What to produce —
Every entry that follows needs to be repeated exactly.

[Data extracted from a collection]
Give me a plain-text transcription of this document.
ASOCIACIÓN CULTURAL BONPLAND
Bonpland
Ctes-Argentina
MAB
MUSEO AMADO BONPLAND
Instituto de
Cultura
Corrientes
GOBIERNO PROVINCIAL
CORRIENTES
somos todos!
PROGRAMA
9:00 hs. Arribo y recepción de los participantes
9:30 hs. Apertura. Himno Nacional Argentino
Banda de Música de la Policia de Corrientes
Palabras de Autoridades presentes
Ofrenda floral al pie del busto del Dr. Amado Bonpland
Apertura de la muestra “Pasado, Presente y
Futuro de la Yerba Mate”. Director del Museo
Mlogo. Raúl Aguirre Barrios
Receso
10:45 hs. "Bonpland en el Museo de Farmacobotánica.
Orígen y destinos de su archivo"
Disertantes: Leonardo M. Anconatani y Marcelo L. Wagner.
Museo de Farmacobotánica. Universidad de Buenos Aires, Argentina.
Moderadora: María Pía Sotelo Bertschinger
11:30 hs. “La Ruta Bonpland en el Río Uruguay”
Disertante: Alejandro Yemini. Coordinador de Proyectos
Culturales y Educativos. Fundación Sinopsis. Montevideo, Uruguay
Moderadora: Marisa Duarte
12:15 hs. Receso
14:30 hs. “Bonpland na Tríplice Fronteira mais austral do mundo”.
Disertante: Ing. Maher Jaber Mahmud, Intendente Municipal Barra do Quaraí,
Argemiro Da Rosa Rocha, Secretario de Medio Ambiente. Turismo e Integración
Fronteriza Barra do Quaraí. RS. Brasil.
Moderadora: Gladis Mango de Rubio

Exercise answer —
Give me a plain-text transcription of this document.
ASOCIACIÓN CULTURAL BONPLAND
Bonpland
Ctes-Argentina
MAB
MUSEO AMADO BONPLAND
Instituto de
Cultura
Corrientes
GOBIERNO PROVINCIAL
CORRIENTES
somos todos!
PROGRAMA
9:00 hs. Arribo y recepción de los participantes
9:30 hs. Apertura. Himno Nacional Argentino
Banda de Música de la Policia de Corrientes
Palabras de Autoridades presentes
Ofrenda floral al pie del busto del Dr. Amado Bonpland
Apertura de la muestra “Pasado, Presente y
Futuro de la Yerba Mate”. Director del Museo
Mlogo. Raúl Aguirre Barrios
Receso
10:45 hs. "Bonpland en el Museo de Farmacobotánica.
Orígen y destinos de su archivo"
Disertantes: Leonardo M. Anconatani y Marcelo L. Wagner.
Museo de Farmacobotánica. Universidad de Buenos Aires, Argentina.
Moderadora: María Pía Sotelo Bertschinger
11:30 hs. “La Ruta Bonpland en el Río Uruguay”
Disertante: Alejandro Yemini. Coordinador de Proyectos
Culturales y Educativos. Fundación Sinopsis. Montevideo, Uruguay
Moderadora: Marisa Duarte
12:15 hs. Receso
14:30 hs. “Bonpland na Tríplice Fronteira mais austral do mundo”.
Disertante: Ing. Maher Jaber Mahmud, Intendente Municipal Barra do Quaraí,
Argemiro Da Rosa Rocha, Secretario de Medio Ambiente. Turismo e Integración
Fronteriza Barra do Quaraí. RS. Brasil.
Moderadora: Gladis Mango de Rubio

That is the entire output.